++++ Data listing ++++

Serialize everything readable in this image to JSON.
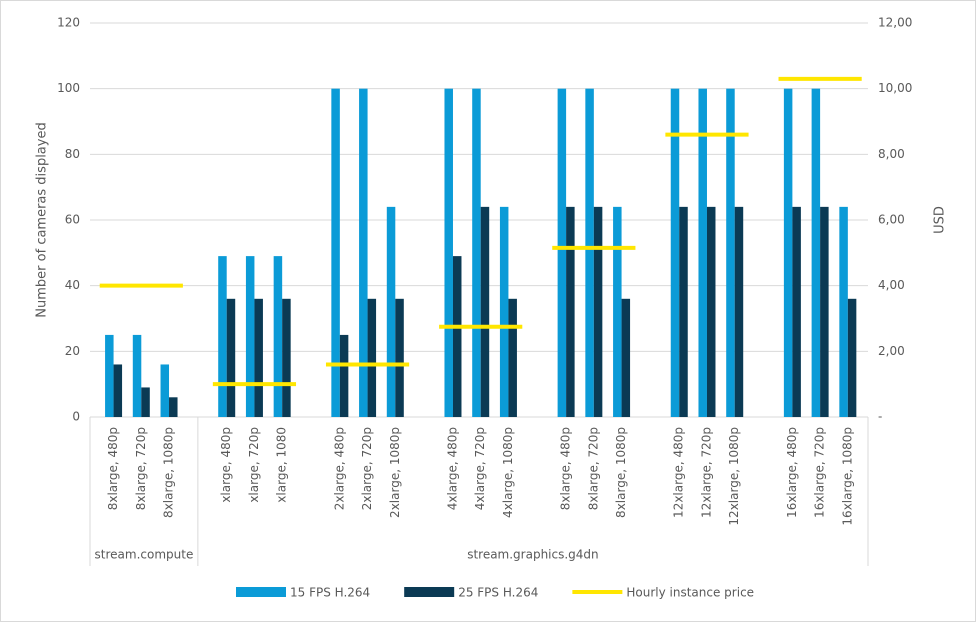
{
  "chart_data": {
    "type": "bar",
    "categories": [
      "8xlarge, 480p",
      "8xlarge, 720p",
      "8xlarge, 1080p",
      "xlarge, 480p",
      "xlarge, 720p",
      "xlarge, 1080",
      "2xlarge, 480p",
      "2xlarge, 720p",
      "2xlarge, 1080p",
      "4xlarge, 480p",
      "4xlarge, 720p",
      "4xlarge, 1080p",
      "8xlarge, 480p",
      "8xlarge, 720p",
      "8xlarge, 1080p",
      "12xlarge, 480p",
      "12xlarge, 720p",
      "12xlarge, 1080p",
      "16xlarge, 480p",
      "16xlarge, 720p",
      "16xlarge, 1080p"
    ],
    "groups": [
      "stream.compute",
      null,
      null,
      "stream.graphics.g4dn",
      null,
      null,
      null,
      null,
      null,
      null,
      null,
      null,
      null,
      null,
      null,
      null,
      null,
      null,
      null,
      null,
      null
    ],
    "series": [
      {
        "name": "15 FPS H.264",
        "color": "#0b9bd7",
        "type": "bar",
        "values": [
          25,
          25,
          16,
          49,
          49,
          49,
          100,
          100,
          64,
          100,
          100,
          64,
          100,
          100,
          64,
          100,
          100,
          100,
          100,
          100,
          64
        ]
      },
      {
        "name": "25 FPS H.264",
        "color": "#0b3a54",
        "type": "bar",
        "values": [
          16,
          9,
          6,
          36,
          36,
          36,
          25,
          36,
          36,
          49,
          64,
          36,
          64,
          64,
          36,
          64,
          64,
          64,
          64,
          64,
          36
        ]
      },
      {
        "name": "Hourly instance price",
        "color": "#ffe600",
        "type": "line",
        "axis": "y2",
        "values": [
          4.0,
          4.0,
          4.0,
          1.0,
          1.0,
          1.0,
          1.6,
          1.6,
          1.6,
          2.75,
          2.75,
          2.75,
          5.15,
          5.15,
          5.15,
          8.6,
          8.6,
          8.6,
          10.3,
          10.3,
          10.3
        ]
      }
    ],
    "y_label": "Number of cameras displayed",
    "y2_label": "USD",
    "ylim": [
      0,
      120
    ],
    "yticks": [
      0,
      20,
      40,
      60,
      80,
      100,
      120
    ],
    "y2lim": [
      0,
      12
    ],
    "y2ticks": [
      {
        "value": 0,
        "label": "-"
      },
      {
        "value": 2,
        "label": "2,00"
      },
      {
        "value": 4,
        "label": "4,00"
      },
      {
        "value": 6,
        "label": "6,00"
      },
      {
        "value": 8,
        "label": "8,00"
      },
      {
        "value": 10,
        "label": "10,00"
      },
      {
        "value": 12,
        "label": "12,00"
      }
    ],
    "grid": true,
    "legend": "bottom"
  }
}
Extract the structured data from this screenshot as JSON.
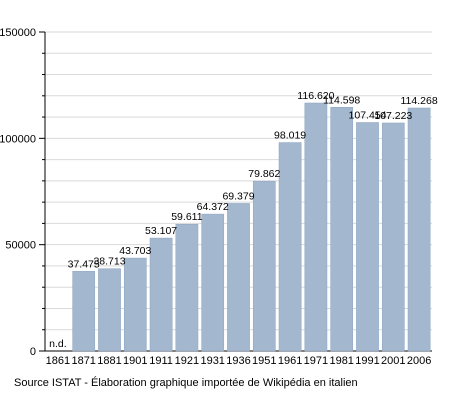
{
  "chart_data": {
    "type": "bar",
    "categories": [
      "1861",
      "1871",
      "1881",
      "1901",
      "1911",
      "1921",
      "1931",
      "1936",
      "1951",
      "1961",
      "1971",
      "1981",
      "1991",
      "2001",
      "2006"
    ],
    "values": [
      null,
      37475,
      38713,
      43703,
      53107,
      59611,
      64372,
      69379,
      79862,
      98019,
      116620,
      114598,
      107454,
      107223,
      114268
    ],
    "data_labels": [
      "n.d.",
      "37.475",
      "38.713",
      "43.703",
      "53.107",
      "59.611",
      "64.372",
      "69.379",
      "79.862",
      "98.019",
      "116.620",
      "114.598",
      "107.454",
      "107.223",
      "114.268"
    ],
    "y_ticks": [
      "0",
      "50000",
      "100000",
      "150000"
    ],
    "ylim": [
      0,
      150000
    ],
    "grid": true,
    "bar_color": "#a3b7cf",
    "bar_edge_color": "#8ea4bf"
  },
  "source_text": "Source ISTAT - Élaboration graphique importée de Wikipédia en italien"
}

++++

- Exercise
Restate each of the entries above word for word and skip every image.

- Response
Serialize everything readable in this image to JSON.
{
  "chart_data": {
    "type": "bar",
    "categories": [
      "8xlarge, 480p",
      "8xlarge, 720p",
      "8xlarge, 1080p",
      "xlarge, 480p",
      "xlarge, 720p",
      "xlarge, 1080",
      "2xlarge, 480p",
      "2xlarge, 720p",
      "2xlarge, 1080p",
      "4xlarge, 480p",
      "4xlarge, 720p",
      "4xlarge, 1080p",
      "8xlarge, 480p",
      "8xlarge, 720p",
      "8xlarge, 1080p",
      "12xlarge, 480p",
      "12xlarge, 720p",
      "12xlarge, 1080p",
      "16xlarge, 480p",
      "16xlarge, 720p",
      "16xlarge, 1080p"
    ],
    "groups": [
      "stream.compute",
      null,
      null,
      "stream.graphics.g4dn",
      null,
      null,
      null,
      null,
      null,
      null,
      null,
      null,
      null,
      null,
      null,
      null,
      null,
      null,
      null,
      null,
      null
    ],
    "series": [
      {
        "name": "15 FPS H.264",
        "color": "#0b9bd7",
        "type": "bar",
        "values": [
          25,
          25,
          16,
          49,
          49,
          49,
          100,
          100,
          64,
          100,
          100,
          64,
          100,
          100,
          64,
          100,
          100,
          100,
          100,
          100,
          64
        ]
      },
      {
        "name": "25 FPS H.264",
        "color": "#0b3a54",
        "type": "bar",
        "values": [
          16,
          9,
          6,
          36,
          36,
          36,
          25,
          36,
          36,
          49,
          64,
          36,
          64,
          64,
          36,
          64,
          64,
          64,
          64,
          64,
          36
        ]
      },
      {
        "name": "Hourly instance price",
        "color": "#ffe600",
        "type": "line",
        "axis": "y2",
        "values": [
          4.0,
          4.0,
          4.0,
          1.0,
          1.0,
          1.0,
          1.6,
          1.6,
          1.6,
          2.75,
          2.75,
          2.75,
          5.15,
          5.15,
          5.15,
          8.6,
          8.6,
          8.6,
          10.3,
          10.3,
          10.3
        ]
      }
    ],
    "y_label": "Number of cameras displayed",
    "y2_label": "USD",
    "ylim": [
      0,
      120
    ],
    "yticks": [
      0,
      20,
      40,
      60,
      80,
      100,
      120
    ],
    "y2lim": [
      0,
      12
    ],
    "y2ticks": [
      {
        "value": 0,
        "label": "-"
      },
      {
        "value": 2,
        "label": "2,00"
      },
      {
        "value": 4,
        "label": "4,00"
      },
      {
        "value": 6,
        "label": "6,00"
      },
      {
        "value": 8,
        "label": "8,00"
      },
      {
        "value": 10,
        "label": "10,00"
      },
      {
        "value": 12,
        "label": "12,00"
      }
    ],
    "grid": true,
    "legend": "bottom"
  }
}
Extract the structured data from this screenshot as JSON.
{
  "chart_data": {
    "type": "bar",
    "categories": [
      "1861",
      "1871",
      "1881",
      "1901",
      "1911",
      "1921",
      "1931",
      "1936",
      "1951",
      "1961",
      "1971",
      "1981",
      "1991",
      "2001",
      "2006"
    ],
    "values": [
      null,
      37475,
      38713,
      43703,
      53107,
      59611,
      64372,
      69379,
      79862,
      98019,
      116620,
      114598,
      107454,
      107223,
      114268
    ],
    "data_labels": [
      "n.d.",
      "37.475",
      "38.713",
      "43.703",
      "53.107",
      "59.611",
      "64.372",
      "69.379",
      "79.862",
      "98.019",
      "116.620",
      "114.598",
      "107.454",
      "107.223",
      "114.268"
    ],
    "y_ticks": [
      "0",
      "50000",
      "100000",
      "150000"
    ],
    "ylim": [
      0,
      150000
    ],
    "grid": true,
    "bar_color": "#a3b7cf",
    "bar_edge_color": "#8ea4bf"
  },
  "source_text": "Source ISTAT - Élaboration graphique importée de Wikipédia en italien"
}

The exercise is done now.